> **Records provided**:
----

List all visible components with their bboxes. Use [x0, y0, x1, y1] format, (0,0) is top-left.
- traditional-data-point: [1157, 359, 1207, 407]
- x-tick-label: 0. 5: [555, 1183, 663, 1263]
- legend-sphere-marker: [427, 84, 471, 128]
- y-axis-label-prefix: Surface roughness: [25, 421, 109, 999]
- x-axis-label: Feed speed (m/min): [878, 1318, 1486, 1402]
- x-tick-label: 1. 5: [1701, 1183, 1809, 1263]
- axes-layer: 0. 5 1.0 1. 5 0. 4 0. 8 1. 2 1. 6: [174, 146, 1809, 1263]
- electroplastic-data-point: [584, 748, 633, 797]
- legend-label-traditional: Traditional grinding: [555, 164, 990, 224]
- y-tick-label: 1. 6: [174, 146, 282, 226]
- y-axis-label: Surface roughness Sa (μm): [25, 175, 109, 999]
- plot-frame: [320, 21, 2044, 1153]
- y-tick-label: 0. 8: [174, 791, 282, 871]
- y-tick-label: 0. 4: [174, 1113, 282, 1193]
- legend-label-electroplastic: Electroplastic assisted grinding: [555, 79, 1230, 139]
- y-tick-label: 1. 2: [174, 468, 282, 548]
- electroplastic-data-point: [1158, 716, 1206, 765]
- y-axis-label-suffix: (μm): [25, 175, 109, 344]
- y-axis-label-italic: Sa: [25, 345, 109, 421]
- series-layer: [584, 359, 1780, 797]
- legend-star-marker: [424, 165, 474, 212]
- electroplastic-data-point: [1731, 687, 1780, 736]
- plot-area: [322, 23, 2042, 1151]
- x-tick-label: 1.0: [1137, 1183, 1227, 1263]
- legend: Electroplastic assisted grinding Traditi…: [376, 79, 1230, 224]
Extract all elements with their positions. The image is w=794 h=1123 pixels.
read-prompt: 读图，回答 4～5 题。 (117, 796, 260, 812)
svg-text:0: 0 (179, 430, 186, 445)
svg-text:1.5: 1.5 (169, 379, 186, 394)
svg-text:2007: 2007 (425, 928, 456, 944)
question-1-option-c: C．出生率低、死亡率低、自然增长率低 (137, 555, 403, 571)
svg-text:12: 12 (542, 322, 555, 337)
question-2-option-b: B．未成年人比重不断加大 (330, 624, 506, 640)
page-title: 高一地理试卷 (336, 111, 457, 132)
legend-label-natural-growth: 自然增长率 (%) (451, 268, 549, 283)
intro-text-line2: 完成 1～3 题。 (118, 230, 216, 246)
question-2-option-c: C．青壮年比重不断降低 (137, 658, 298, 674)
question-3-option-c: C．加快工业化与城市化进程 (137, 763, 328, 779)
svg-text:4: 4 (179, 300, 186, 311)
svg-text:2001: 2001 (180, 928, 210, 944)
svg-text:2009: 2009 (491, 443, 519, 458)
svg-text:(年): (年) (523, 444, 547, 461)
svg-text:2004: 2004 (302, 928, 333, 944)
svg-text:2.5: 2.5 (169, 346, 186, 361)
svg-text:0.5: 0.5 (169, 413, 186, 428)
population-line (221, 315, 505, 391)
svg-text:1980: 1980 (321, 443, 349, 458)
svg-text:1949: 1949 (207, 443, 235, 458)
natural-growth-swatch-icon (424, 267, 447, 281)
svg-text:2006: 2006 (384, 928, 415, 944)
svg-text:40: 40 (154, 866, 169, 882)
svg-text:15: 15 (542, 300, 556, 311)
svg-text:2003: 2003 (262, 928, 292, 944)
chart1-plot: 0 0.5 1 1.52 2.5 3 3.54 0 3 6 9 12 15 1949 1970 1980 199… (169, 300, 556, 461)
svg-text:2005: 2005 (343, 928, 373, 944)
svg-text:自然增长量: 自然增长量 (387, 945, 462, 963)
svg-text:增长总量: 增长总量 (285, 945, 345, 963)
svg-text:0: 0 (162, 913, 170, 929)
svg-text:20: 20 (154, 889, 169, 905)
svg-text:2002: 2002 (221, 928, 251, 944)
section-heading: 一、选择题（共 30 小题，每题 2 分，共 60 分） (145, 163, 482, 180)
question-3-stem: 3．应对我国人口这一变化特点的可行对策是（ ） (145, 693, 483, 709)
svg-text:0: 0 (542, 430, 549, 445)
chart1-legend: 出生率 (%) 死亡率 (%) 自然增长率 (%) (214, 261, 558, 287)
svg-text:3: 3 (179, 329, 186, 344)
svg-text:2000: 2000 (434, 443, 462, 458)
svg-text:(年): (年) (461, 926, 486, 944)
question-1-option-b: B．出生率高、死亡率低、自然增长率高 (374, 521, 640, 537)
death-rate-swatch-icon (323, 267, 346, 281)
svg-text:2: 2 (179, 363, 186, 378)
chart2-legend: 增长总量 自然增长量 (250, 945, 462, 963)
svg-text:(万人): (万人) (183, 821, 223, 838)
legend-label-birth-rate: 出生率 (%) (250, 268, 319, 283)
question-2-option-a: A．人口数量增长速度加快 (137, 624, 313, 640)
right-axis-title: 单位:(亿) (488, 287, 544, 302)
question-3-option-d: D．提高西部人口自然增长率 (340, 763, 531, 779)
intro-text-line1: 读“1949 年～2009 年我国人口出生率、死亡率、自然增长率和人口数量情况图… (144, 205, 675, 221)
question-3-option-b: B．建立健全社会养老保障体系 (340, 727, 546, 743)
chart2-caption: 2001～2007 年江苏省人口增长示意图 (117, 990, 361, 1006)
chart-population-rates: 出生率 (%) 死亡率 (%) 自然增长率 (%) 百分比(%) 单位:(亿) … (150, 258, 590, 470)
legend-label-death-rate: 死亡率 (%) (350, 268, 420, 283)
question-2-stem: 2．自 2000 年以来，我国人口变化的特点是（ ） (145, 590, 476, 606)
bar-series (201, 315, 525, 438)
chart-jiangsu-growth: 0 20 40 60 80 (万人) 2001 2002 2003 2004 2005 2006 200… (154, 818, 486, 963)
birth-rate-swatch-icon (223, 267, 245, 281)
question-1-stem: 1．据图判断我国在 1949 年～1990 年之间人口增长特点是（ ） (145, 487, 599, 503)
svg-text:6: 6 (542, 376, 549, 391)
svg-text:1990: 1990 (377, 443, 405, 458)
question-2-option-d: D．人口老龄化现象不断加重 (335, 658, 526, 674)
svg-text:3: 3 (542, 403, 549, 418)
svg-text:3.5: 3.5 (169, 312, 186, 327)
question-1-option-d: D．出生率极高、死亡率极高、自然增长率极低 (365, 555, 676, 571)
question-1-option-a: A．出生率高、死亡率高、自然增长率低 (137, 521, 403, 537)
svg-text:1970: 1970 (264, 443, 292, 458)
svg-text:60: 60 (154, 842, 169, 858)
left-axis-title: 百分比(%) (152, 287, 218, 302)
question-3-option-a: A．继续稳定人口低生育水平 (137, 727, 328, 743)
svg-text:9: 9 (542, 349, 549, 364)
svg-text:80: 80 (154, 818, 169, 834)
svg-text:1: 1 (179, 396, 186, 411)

----

Copy all of the material above word for word, keeping every line unchanged and in its original order.

List all visible components with their bboxes. Use [x0, y0, x1, y1] format, (0,0) is top-left.
- traditional-data-point: [1157, 359, 1207, 407]
- x-tick-label: 0. 5: [555, 1183, 663, 1263]
- legend-sphere-marker: [427, 84, 471, 128]
- y-axis-label-prefix: Surface roughness: [25, 421, 109, 999]
- x-axis-label: Feed speed (m/min): [878, 1318, 1486, 1402]
- x-tick-label: 1. 5: [1701, 1183, 1809, 1263]
- axes-layer: 0. 5 1.0 1. 5 0. 4 0. 8 1. 2 1. 6: [174, 146, 1809, 1263]
- electroplastic-data-point: [584, 748, 633, 797]
- legend-label-traditional: Traditional grinding: [555, 164, 990, 224]
- y-tick-label: 1. 6: [174, 146, 282, 226]
- y-axis-label: Surface roughness Sa (μm): [25, 175, 109, 999]
- plot-frame: [320, 21, 2044, 1153]
- y-tick-label: 0. 8: [174, 791, 282, 871]
- y-tick-label: 0. 4: [174, 1113, 282, 1193]
- legend-label-electroplastic: Electroplastic assisted grinding: [555, 79, 1230, 139]
- y-tick-label: 1. 2: [174, 468, 282, 548]
- electroplastic-data-point: [1158, 716, 1206, 765]
- y-axis-label-suffix: (μm): [25, 175, 109, 344]
- y-axis-label-italic: Sa: [25, 345, 109, 421]
- series-layer: [584, 359, 1780, 797]
- legend-star-marker: [424, 165, 474, 212]
- electroplastic-data-point: [1731, 687, 1780, 736]
- plot-area: [322, 23, 2042, 1151]
- x-tick-label: 1.0: [1137, 1183, 1227, 1263]
- legend: Electroplastic assisted grinding Traditi…: [376, 79, 1230, 224]
Extract all elements with their positions. The image is w=794 h=1123 pixels.
read-prompt: 读图，回答 4～5 题。 (117, 796, 260, 812)
svg-text:0: 0 (179, 430, 186, 445)
svg-text:1.5: 1.5 (169, 379, 186, 394)
svg-text:2007: 2007 (425, 928, 456, 944)
question-1-option-c: C．出生率低、死亡率低、自然增长率低 (137, 555, 403, 571)
svg-text:12: 12 (542, 322, 555, 337)
question-2-option-b: B．未成年人比重不断加大 (330, 624, 506, 640)
page-title: 高一地理试卷 (336, 111, 457, 132)
legend-label-natural-growth: 自然增长率 (%) (451, 268, 549, 283)
intro-text-line2: 完成 1～3 题。 (118, 230, 216, 246)
question-2-option-c: C．青壮年比重不断降低 (137, 658, 298, 674)
question-3-option-c: C．加快工业化与城市化进程 (137, 763, 328, 779)
svg-text:4: 4 (179, 300, 186, 311)
svg-text:2001: 2001 (180, 928, 210, 944)
svg-text:2009: 2009 (491, 443, 519, 458)
svg-text:(年): (年) (523, 444, 547, 461)
svg-text:2004: 2004 (302, 928, 333, 944)
svg-text:2.5: 2.5 (169, 346, 186, 361)
svg-text:0.5: 0.5 (169, 413, 186, 428)
population-line (221, 315, 505, 391)
svg-text:1980: 1980 (321, 443, 349, 458)
svg-text:1949: 1949 (207, 443, 235, 458)
natural-growth-swatch-icon (424, 267, 447, 281)
svg-text:2006: 2006 (384, 928, 415, 944)
svg-text:40: 40 (154, 866, 169, 882)
svg-text:15: 15 (542, 300, 556, 311)
svg-text:2003: 2003 (262, 928, 292, 944)
chart1-plot: 0 0.5 1 1.52 2.5 3 3.54 0 3 6 9 12 15 1949 1970 1980 199… (169, 300, 556, 461)
svg-text:2005: 2005 (343, 928, 373, 944)
svg-text:自然增长量: 自然增长量 (387, 945, 462, 963)
svg-text:增长总量: 增长总量 (285, 945, 345, 963)
svg-text:0: 0 (162, 913, 170, 929)
svg-text:20: 20 (154, 889, 169, 905)
svg-text:2002: 2002 (221, 928, 251, 944)
section-heading: 一、选择题（共 30 小题，每题 2 分，共 60 分） (145, 163, 482, 180)
question-3-stem: 3．应对我国人口这一变化特点的可行对策是（ ） (145, 693, 483, 709)
svg-text:0: 0 (542, 430, 549, 445)
chart1-legend: 出生率 (%) 死亡率 (%) 自然增长率 (%) (214, 261, 558, 287)
svg-text:3: 3 (179, 329, 186, 344)
svg-text:2000: 2000 (434, 443, 462, 458)
svg-text:(年): (年) (461, 926, 486, 944)
question-1-option-b: B．出生率高、死亡率低、自然增长率高 (374, 521, 640, 537)
death-rate-swatch-icon (323, 267, 346, 281)
svg-text:2: 2 (179, 363, 186, 378)
chart2-legend: 增长总量 自然增长量 (250, 945, 462, 963)
svg-text:(万人): (万人) (183, 821, 223, 838)
legend-label-birth-rate: 出生率 (%) (250, 268, 319, 283)
question-2-option-a: A．人口数量增长速度加快 (137, 624, 313, 640)
right-axis-title: 单位:(亿) (488, 287, 544, 302)
question-3-option-d: D．提高西部人口自然增长率 (340, 763, 531, 779)
intro-text-line1: 读“1949 年～2009 年我国人口出生率、死亡率、自然增长率和人口数量情况图… (144, 205, 675, 221)
question-3-option-b: B．建立健全社会养老保障体系 (340, 727, 546, 743)
chart2-caption: 2001～2007 年江苏省人口增长示意图 (117, 990, 361, 1006)
chart-population-rates: 出生率 (%) 死亡率 (%) 自然增长率 (%) 百分比(%) 单位:(亿) … (150, 258, 590, 470)
legend-label-death-rate: 死亡率 (%) (350, 268, 420, 283)
question-2-stem: 2．自 2000 年以来，我国人口变化的特点是（ ） (145, 590, 476, 606)
bar-series (201, 315, 525, 438)
chart-jiangsu-growth: 0 20 40 60 80 (万人) 2001 2002 2003 2004 2005 2006 200… (154, 818, 486, 963)
birth-rate-swatch-icon (223, 267, 245, 281)
question-1-stem: 1．据图判断我国在 1949 年～1990 年之间人口增长特点是（ ） (145, 487, 599, 503)
svg-text:6: 6 (542, 376, 549, 391)
svg-text:1990: 1990 (377, 443, 405, 458)
question-2-option-d: D．人口老龄化现象不断加重 (335, 658, 526, 674)
svg-text:3: 3 (542, 403, 549, 418)
svg-text:3.5: 3.5 (169, 312, 186, 327)
question-1-option-d: D．出生率极高、死亡率极高、自然增长率极低 (365, 555, 676, 571)
question-1-option-a: A．出生率高、死亡率高、自然增长率低 (137, 521, 403, 537)
svg-text:1970: 1970 (264, 443, 292, 458)
svg-text:60: 60 (154, 842, 169, 858)
left-axis-title: 百分比(%) (152, 287, 218, 302)
question-3-option-a: A．继续稳定人口低生育水平 (137, 727, 328, 743)
svg-text:9: 9 (542, 349, 549, 364)
svg-text:80: 80 (154, 818, 169, 834)
svg-text:1: 1 (179, 396, 186, 411)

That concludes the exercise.